Type every record exactly as it appears.

(RECORDS PROVIDED):

━━━━

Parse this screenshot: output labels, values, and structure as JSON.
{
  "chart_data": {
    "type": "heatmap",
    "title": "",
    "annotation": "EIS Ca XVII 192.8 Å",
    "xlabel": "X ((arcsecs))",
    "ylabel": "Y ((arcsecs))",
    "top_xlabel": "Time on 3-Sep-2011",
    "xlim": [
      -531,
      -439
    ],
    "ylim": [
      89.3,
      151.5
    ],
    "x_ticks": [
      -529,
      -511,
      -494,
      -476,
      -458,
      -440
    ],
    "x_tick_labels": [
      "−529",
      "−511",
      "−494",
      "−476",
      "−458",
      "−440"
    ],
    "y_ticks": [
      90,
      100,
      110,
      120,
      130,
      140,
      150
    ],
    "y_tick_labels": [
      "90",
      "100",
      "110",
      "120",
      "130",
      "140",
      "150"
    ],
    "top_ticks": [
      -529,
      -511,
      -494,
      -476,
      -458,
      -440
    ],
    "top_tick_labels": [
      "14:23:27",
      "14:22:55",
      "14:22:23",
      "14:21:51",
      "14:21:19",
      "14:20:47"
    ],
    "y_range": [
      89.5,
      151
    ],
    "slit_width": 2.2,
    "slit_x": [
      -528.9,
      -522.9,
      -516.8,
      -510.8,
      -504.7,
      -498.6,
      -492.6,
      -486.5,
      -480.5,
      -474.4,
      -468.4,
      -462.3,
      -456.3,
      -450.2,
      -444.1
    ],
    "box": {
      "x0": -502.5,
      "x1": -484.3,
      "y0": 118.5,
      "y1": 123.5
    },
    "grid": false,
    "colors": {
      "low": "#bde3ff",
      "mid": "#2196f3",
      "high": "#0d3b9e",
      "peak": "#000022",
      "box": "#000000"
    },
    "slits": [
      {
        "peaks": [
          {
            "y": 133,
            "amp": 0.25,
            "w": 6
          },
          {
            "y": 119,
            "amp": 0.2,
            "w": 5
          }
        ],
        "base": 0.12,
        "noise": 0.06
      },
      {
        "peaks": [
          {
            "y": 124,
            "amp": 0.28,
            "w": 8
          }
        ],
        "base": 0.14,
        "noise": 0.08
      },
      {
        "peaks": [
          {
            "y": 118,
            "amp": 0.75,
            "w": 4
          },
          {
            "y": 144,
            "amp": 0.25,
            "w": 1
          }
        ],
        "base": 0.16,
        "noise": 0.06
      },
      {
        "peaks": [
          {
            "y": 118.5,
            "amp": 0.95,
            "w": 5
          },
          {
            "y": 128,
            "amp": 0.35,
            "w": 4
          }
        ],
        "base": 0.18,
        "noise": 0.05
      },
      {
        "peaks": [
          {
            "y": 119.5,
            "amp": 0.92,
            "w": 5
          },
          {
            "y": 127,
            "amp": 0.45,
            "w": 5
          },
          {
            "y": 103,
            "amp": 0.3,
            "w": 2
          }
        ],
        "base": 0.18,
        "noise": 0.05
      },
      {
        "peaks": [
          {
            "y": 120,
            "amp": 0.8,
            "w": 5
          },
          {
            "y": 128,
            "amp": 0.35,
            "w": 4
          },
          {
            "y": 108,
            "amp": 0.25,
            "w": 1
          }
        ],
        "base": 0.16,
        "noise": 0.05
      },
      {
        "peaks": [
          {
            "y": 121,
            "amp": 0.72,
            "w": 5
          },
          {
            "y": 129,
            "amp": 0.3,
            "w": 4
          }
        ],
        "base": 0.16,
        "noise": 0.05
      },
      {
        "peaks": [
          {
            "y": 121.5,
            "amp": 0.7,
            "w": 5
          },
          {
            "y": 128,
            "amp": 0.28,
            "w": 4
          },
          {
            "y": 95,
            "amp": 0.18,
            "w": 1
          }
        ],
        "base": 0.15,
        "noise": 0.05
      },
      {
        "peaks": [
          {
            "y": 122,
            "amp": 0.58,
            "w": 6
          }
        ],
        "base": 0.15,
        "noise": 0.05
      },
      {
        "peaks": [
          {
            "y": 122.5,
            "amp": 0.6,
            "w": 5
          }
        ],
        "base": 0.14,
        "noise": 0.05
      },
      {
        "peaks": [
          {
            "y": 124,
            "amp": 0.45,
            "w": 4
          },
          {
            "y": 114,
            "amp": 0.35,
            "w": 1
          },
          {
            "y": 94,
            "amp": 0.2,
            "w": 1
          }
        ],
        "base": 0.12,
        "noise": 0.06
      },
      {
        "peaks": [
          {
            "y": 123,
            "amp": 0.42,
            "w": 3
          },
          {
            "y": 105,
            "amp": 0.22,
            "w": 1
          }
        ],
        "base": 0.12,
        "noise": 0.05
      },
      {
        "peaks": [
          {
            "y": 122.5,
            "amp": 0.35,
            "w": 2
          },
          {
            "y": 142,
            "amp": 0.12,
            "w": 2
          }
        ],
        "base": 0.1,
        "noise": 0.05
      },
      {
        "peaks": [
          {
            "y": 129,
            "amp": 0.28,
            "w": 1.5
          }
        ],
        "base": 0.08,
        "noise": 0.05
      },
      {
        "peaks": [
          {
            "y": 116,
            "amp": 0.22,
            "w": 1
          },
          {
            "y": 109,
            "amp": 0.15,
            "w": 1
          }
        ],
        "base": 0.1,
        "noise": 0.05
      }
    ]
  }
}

━━━━

(WORKED ANSWER):
Parse this screenshot: output labels, values, and structure as JSON.
{
  "chart_data": {
    "type": "heatmap",
    "title": "",
    "annotation": "EIS Ca XVII 192.8 Å",
    "xlabel": "X ((arcsecs))",
    "ylabel": "Y ((arcsecs))",
    "top_xlabel": "Time on 3-Sep-2011",
    "xlim": [
      -531,
      -439
    ],
    "ylim": [
      89.3,
      151.5
    ],
    "x_ticks": [
      -529,
      -511,
      -494,
      -476,
      -458,
      -440
    ],
    "x_tick_labels": [
      "−529",
      "−511",
      "−494",
      "−476",
      "−458",
      "−440"
    ],
    "y_ticks": [
      90,
      100,
      110,
      120,
      130,
      140,
      150
    ],
    "y_tick_labels": [
      "90",
      "100",
      "110",
      "120",
      "130",
      "140",
      "150"
    ],
    "top_ticks": [
      -529,
      -511,
      -494,
      -476,
      -458,
      -440
    ],
    "top_tick_labels": [
      "14:23:27",
      "14:22:55",
      "14:22:23",
      "14:21:51",
      "14:21:19",
      "14:20:47"
    ],
    "y_range": [
      89.5,
      151
    ],
    "slit_width": 2.2,
    "slit_x": [
      -528.9,
      -522.9,
      -516.8,
      -510.8,
      -504.7,
      -498.6,
      -492.6,
      -486.5,
      -480.5,
      -474.4,
      -468.4,
      -462.3,
      -456.3,
      -450.2,
      -444.1
    ],
    "box": {
      "x0": -502.5,
      "x1": -484.3,
      "y0": 118.5,
      "y1": 123.5
    },
    "grid": false,
    "colors": {
      "low": "#bde3ff",
      "mid": "#2196f3",
      "high": "#0d3b9e",
      "peak": "#000022",
      "box": "#000000"
    },
    "slits": [
      {
        "peaks": [
          {
            "y": 133,
            "amp": 0.25,
            "w": 6
          },
          {
            "y": 119,
            "amp": 0.2,
            "w": 5
          }
        ],
        "base": 0.12,
        "noise": 0.06
      },
      {
        "peaks": [
          {
            "y": 124,
            "amp": 0.28,
            "w": 8
          }
        ],
        "base": 0.14,
        "noise": 0.08
      },
      {
        "peaks": [
          {
            "y": 118,
            "amp": 0.75,
            "w": 4
          },
          {
            "y": 144,
            "amp": 0.25,
            "w": 1
          }
        ],
        "base": 0.16,
        "noise": 0.06
      },
      {
        "peaks": [
          {
            "y": 118.5,
            "amp": 0.95,
            "w": 5
          },
          {
            "y": 128,
            "amp": 0.35,
            "w": 4
          }
        ],
        "base": 0.18,
        "noise": 0.05
      },
      {
        "peaks": [
          {
            "y": 119.5,
            "amp": 0.92,
            "w": 5
          },
          {
            "y": 127,
            "amp": 0.45,
            "w": 5
          },
          {
            "y": 103,
            "amp": 0.3,
            "w": 2
          }
        ],
        "base": 0.18,
        "noise": 0.05
      },
      {
        "peaks": [
          {
            "y": 120,
            "amp": 0.8,
            "w": 5
          },
          {
            "y": 128,
            "amp": 0.35,
            "w": 4
          },
          {
            "y": 108,
            "amp": 0.25,
            "w": 1
          }
        ],
        "base": 0.16,
        "noise": 0.05
      },
      {
        "peaks": [
          {
            "y": 121,
            "amp": 0.72,
            "w": 5
          },
          {
            "y": 129,
            "amp": 0.3,
            "w": 4
          }
        ],
        "base": 0.16,
        "noise": 0.05
      },
      {
        "peaks": [
          {
            "y": 121.5,
            "amp": 0.7,
            "w": 5
          },
          {
            "y": 128,
            "amp": 0.28,
            "w": 4
          },
          {
            "y": 95,
            "amp": 0.18,
            "w": 1
          }
        ],
        "base": 0.15,
        "noise": 0.05
      },
      {
        "peaks": [
          {
            "y": 122,
            "amp": 0.58,
            "w": 6
          }
        ],
        "base": 0.15,
        "noise": 0.05
      },
      {
        "peaks": [
          {
            "y": 122.5,
            "amp": 0.6,
            "w": 5
          }
        ],
        "base": 0.14,
        "noise": 0.05
      },
      {
        "peaks": [
          {
            "y": 124,
            "amp": 0.45,
            "w": 4
          },
          {
            "y": 114,
            "amp": 0.35,
            "w": 1
          },
          {
            "y": 94,
            "amp": 0.2,
            "w": 1
          }
        ],
        "base": 0.12,
        "noise": 0.06
      },
      {
        "peaks": [
          {
            "y": 123,
            "amp": 0.42,
            "w": 3
          },
          {
            "y": 105,
            "amp": 0.22,
            "w": 1
          }
        ],
        "base": 0.12,
        "noise": 0.05
      },
      {
        "peaks": [
          {
            "y": 122.5,
            "amp": 0.35,
            "w": 2
          },
          {
            "y": 142,
            "amp": 0.12,
            "w": 2
          }
        ],
        "base": 0.1,
        "noise": 0.05
      },
      {
        "peaks": [
          {
            "y": 129,
            "amp": 0.28,
            "w": 1.5
          }
        ],
        "base": 0.08,
        "noise": 0.05
      },
      {
        "peaks": [
          {
            "y": 116,
            "amp": 0.22,
            "w": 1
          },
          {
            "y": 109,
            "amp": 0.15,
            "w": 1
          }
        ],
        "base": 0.1,
        "noise": 0.05
      }
    ]
  }
}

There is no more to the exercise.